## [Directive]
Please transcribe the records precisely; pictures stay out of your copy.

--- begin Excerpted records ---

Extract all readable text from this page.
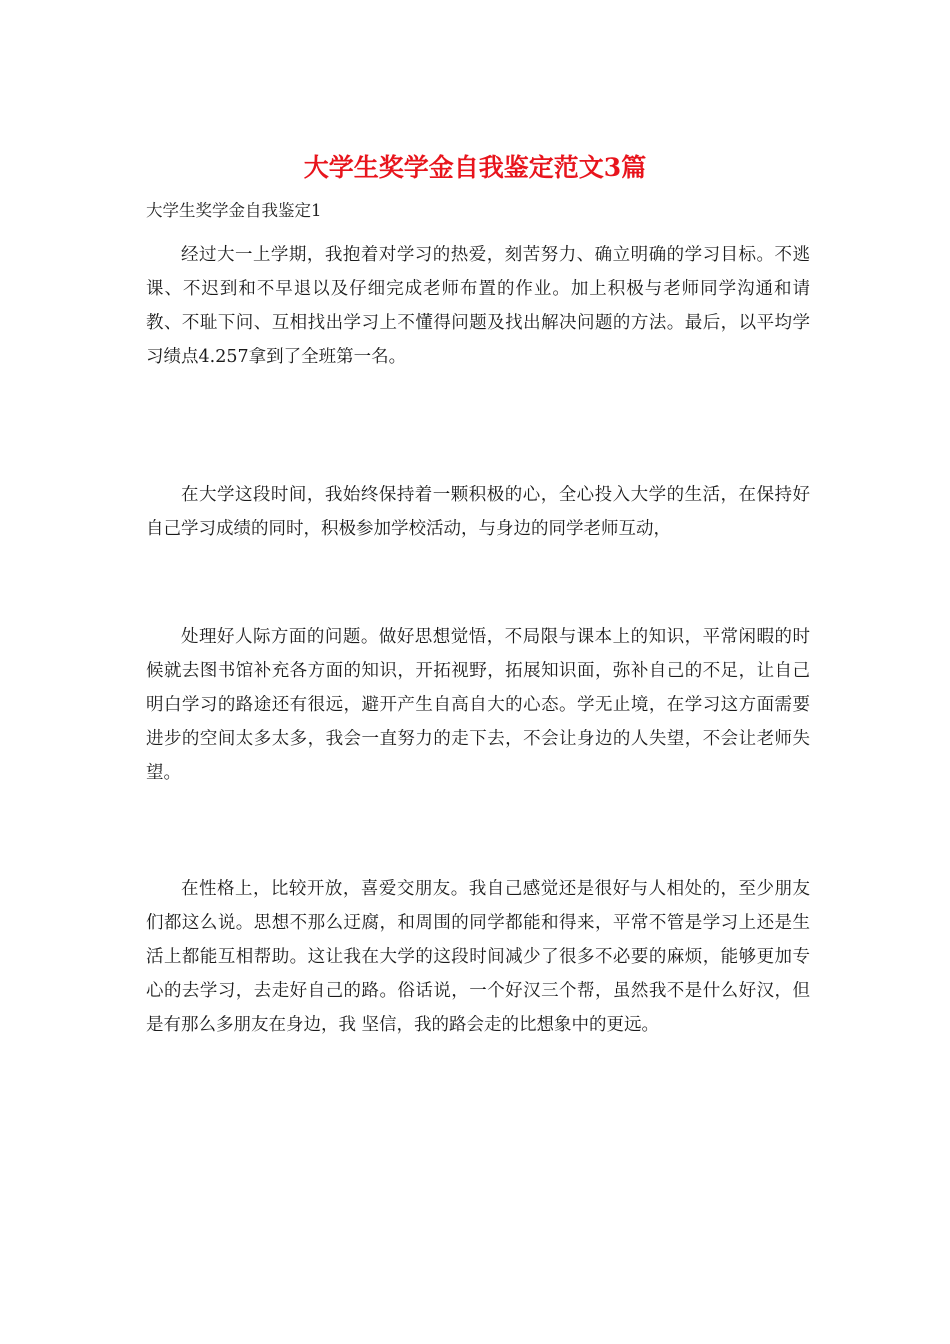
大学生奖学金自我鉴定范文3篇

大学生奖学金自我鉴定1

经过大一上学期，我抱着对学习的热爱，刻苦努力、确立明确的学习目标。不逃课、不迟到和不早退以及仔细完成老师布置的作业。加上积极与老师同学沟通和请教、不耻下问、互相找出学习上不懂得问题及找出解决问题的方法。最后，以平均学习绩点4.257拿到了全班第一名。

在大学这段时间，我始终保持着一颗积极的心，全心投入大学的生活，在保持好自己学习成绩的同时，积极参加学校活动，与身边的同学老师互动，

处理好人际方面的问题。做好思想觉悟，不局限与课本上的知识，平常闲暇的时候就去图书馆补充各方面的知识，开拓视野，拓展知识面，弥补自己的不足，让自己明白学习的路途还有很远，避开产生自高自大的心态。学无止境，在学习这方面需要进步的空间太多太多，我会一直努力的走下去，不会让身边的人失望，不会让老师失望。

在性格上，比较开放，喜爱交朋友。我自己感觉还是很好与人相处的，至少朋友们都这么说。思想不那么迂腐，和周围的同学都能和得来，平常不管是学习上还是生活上都能互相帮助。这让我在大学的这段时间减少了很多不必要的麻烦，能够更加专心的去学习，去走好自己的路。俗话说，一个好汉三个帮，虽然我不是什么好汉，但是有那么多朋友在身边，我 坚信，我的路会走的比想象中的更远。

--- end Excerpted records ---

## [Expected answer]
Extract all readable text from this page.
大学生奖学金自我鉴定范文3篇

大学生奖学金自我鉴定1

经过大一上学期，我抱着对学习的热爱，刻苦努力、确立明确的学习目标。不逃课、不迟到和不早退以及仔细完成老师布置的作业。加上积极与老师同学沟通和请教、不耻下问、互相找出学习上不懂得问题及找出解决问题的方法。最后，以平均学习绩点4.257拿到了全班第一名。

在大学这段时间，我始终保持着一颗积极的心，全心投入大学的生活，在保持好自己学习成绩的同时，积极参加学校活动，与身边的同学老师互动，

处理好人际方面的问题。做好思想觉悟，不局限与课本上的知识，平常闲暇的时候就去图书馆补充各方面的知识，开拓视野，拓展知识面，弥补自己的不足，让自己明白学习的路途还有很远，避开产生自高自大的心态。学无止境，在学习这方面需要进步的空间太多太多，我会一直努力的走下去，不会让身边的人失望，不会让老师失望。

在性格上，比较开放，喜爱交朋友。我自己感觉还是很好与人相处的，至少朋友们都这么说。思想不那么迂腐，和周围的同学都能和得来，平常不管是学习上还是生活上都能互相帮助。这让我在大学的这段时间减少了很多不必要的麻烦，能够更加专心的去学习，去走好自己的路。俗话说，一个好汉三个帮，虽然我不是什么好汉，但是有那么多朋友在身边，我 坚信，我的路会走的比想象中的更远。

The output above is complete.